Find the string "Record" in the data, then copy every line where it is found.
---+---
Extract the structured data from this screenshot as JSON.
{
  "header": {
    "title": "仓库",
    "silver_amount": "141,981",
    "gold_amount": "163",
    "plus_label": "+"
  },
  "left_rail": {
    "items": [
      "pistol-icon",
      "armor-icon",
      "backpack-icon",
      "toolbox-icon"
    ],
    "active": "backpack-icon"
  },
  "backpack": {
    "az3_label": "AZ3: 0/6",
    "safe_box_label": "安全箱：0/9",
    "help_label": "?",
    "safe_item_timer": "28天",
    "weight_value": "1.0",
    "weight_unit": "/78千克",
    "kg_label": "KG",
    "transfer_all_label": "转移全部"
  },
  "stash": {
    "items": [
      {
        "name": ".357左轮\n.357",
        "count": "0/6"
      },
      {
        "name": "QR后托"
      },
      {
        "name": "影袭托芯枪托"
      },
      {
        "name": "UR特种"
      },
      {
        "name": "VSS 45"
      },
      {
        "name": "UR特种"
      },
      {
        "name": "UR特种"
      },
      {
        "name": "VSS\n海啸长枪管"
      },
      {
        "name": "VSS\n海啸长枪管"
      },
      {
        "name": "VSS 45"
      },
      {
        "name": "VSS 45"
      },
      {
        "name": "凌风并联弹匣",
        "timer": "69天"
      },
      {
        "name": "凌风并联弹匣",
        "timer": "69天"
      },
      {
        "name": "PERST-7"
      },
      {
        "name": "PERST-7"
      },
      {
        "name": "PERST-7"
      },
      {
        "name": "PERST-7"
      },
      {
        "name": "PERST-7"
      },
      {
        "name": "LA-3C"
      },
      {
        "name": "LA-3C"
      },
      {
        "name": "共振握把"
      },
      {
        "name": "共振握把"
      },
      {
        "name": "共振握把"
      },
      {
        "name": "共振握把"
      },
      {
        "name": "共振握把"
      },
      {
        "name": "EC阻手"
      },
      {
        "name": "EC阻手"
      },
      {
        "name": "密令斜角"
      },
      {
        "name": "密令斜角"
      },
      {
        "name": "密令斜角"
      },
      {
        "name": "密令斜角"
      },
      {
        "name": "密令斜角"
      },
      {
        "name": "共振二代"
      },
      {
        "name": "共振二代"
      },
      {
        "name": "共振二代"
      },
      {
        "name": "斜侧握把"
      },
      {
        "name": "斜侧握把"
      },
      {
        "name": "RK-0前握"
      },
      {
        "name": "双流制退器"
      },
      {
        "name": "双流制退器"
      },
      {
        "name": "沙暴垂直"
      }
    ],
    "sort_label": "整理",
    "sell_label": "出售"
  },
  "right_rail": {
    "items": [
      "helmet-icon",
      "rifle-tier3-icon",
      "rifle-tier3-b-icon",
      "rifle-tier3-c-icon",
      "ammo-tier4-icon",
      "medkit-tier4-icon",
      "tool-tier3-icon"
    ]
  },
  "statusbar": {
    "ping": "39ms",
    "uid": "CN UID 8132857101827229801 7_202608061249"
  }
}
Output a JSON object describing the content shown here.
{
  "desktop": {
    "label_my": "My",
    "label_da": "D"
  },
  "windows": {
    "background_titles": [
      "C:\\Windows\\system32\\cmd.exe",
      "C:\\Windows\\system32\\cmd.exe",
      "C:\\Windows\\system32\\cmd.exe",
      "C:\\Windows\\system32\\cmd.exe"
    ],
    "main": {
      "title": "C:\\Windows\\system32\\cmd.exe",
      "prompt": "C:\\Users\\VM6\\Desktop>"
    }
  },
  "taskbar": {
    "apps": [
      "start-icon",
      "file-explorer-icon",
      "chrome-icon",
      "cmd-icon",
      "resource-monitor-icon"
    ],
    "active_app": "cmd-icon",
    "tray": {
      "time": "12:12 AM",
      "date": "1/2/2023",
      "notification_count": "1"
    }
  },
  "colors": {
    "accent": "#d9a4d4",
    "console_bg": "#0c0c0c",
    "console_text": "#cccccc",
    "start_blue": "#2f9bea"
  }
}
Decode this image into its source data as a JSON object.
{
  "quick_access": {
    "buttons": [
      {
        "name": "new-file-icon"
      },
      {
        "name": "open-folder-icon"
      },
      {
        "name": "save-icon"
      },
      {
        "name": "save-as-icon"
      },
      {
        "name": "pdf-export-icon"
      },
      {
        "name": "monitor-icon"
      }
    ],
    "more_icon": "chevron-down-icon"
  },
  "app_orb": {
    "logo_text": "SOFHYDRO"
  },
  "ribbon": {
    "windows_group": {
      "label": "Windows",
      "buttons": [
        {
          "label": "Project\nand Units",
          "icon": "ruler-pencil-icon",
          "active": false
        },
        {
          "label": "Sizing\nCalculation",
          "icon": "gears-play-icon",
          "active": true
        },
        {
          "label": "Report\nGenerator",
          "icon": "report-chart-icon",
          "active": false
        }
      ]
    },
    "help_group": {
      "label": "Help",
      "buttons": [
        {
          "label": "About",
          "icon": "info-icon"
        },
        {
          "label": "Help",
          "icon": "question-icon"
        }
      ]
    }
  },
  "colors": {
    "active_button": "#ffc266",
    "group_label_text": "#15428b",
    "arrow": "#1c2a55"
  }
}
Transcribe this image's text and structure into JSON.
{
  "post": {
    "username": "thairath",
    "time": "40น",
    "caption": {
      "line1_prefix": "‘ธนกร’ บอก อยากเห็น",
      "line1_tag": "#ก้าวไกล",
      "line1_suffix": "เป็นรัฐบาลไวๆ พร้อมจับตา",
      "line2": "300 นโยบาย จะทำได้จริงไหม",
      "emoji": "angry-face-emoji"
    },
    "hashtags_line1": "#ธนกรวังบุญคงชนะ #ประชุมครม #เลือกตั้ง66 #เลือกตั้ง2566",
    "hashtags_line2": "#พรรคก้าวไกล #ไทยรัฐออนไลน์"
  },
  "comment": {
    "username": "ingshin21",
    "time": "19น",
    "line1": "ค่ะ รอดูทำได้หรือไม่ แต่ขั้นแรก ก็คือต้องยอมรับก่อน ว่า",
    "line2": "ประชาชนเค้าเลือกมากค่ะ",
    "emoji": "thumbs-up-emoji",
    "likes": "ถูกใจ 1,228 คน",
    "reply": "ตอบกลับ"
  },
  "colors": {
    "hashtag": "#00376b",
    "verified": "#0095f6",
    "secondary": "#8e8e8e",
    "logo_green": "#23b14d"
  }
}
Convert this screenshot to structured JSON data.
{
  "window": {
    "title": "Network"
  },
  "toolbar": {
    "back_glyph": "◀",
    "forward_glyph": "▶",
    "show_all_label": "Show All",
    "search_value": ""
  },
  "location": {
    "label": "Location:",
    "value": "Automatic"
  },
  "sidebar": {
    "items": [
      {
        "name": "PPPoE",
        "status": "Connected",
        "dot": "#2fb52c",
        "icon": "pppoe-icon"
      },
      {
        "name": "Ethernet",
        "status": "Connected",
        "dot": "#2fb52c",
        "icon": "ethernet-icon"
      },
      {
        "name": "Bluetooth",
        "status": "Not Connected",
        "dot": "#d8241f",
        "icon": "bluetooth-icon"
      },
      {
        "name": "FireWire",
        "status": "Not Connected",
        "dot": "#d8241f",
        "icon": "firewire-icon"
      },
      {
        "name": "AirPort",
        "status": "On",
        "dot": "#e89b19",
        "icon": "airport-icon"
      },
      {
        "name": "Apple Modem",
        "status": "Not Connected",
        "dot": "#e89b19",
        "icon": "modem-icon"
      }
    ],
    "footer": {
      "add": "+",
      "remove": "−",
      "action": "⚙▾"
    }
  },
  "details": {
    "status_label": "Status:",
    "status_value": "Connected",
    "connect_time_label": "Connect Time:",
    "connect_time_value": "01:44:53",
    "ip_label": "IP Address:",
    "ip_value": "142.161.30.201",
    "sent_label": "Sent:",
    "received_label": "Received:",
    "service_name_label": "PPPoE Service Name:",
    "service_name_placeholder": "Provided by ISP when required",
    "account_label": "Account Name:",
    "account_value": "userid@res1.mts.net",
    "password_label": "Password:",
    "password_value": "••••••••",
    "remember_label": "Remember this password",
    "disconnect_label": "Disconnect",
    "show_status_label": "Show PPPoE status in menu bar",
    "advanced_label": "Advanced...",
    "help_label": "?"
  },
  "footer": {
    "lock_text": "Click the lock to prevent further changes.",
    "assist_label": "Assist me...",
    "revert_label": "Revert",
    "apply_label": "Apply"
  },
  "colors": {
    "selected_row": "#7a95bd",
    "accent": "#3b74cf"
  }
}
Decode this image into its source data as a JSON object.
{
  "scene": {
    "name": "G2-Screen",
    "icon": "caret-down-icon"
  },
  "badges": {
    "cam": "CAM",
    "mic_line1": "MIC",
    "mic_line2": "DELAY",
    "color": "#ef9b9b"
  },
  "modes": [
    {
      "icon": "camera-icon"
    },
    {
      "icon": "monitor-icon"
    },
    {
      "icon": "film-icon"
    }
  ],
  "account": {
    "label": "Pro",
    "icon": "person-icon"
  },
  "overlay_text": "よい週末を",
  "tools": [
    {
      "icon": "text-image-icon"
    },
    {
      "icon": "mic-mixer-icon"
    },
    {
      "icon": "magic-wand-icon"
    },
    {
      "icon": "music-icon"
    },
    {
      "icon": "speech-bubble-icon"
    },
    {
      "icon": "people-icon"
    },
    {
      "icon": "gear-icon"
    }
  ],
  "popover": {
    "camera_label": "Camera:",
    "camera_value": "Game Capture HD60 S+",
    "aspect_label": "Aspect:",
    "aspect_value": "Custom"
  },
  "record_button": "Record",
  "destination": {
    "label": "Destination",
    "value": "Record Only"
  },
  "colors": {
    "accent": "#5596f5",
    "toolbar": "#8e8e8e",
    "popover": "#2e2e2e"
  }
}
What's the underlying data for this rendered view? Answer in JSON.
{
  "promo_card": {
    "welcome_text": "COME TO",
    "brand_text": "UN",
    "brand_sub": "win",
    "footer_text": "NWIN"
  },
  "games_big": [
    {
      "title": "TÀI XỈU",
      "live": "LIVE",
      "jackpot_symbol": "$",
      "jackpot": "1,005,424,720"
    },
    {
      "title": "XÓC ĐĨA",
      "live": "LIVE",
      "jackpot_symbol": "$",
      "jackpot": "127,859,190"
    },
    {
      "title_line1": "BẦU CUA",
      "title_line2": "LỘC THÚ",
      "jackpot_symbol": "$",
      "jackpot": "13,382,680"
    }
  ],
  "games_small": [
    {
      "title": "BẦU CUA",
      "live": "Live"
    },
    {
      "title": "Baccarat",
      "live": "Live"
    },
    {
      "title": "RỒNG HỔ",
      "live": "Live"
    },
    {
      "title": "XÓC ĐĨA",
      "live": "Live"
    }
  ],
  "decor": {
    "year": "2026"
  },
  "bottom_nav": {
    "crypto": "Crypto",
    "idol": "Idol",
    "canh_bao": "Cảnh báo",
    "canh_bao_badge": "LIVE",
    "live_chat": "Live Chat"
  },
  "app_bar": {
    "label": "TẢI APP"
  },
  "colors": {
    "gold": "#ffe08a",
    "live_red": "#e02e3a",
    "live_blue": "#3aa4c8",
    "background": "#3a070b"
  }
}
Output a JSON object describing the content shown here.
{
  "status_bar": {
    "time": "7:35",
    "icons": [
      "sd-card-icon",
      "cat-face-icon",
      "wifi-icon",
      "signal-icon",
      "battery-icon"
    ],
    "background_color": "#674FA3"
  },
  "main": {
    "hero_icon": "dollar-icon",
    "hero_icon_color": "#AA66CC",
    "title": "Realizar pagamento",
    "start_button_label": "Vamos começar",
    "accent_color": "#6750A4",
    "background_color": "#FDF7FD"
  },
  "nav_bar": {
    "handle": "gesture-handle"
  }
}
---+---
TASK RESULT »
  "record_button": "Record",
    "value": "Record Only"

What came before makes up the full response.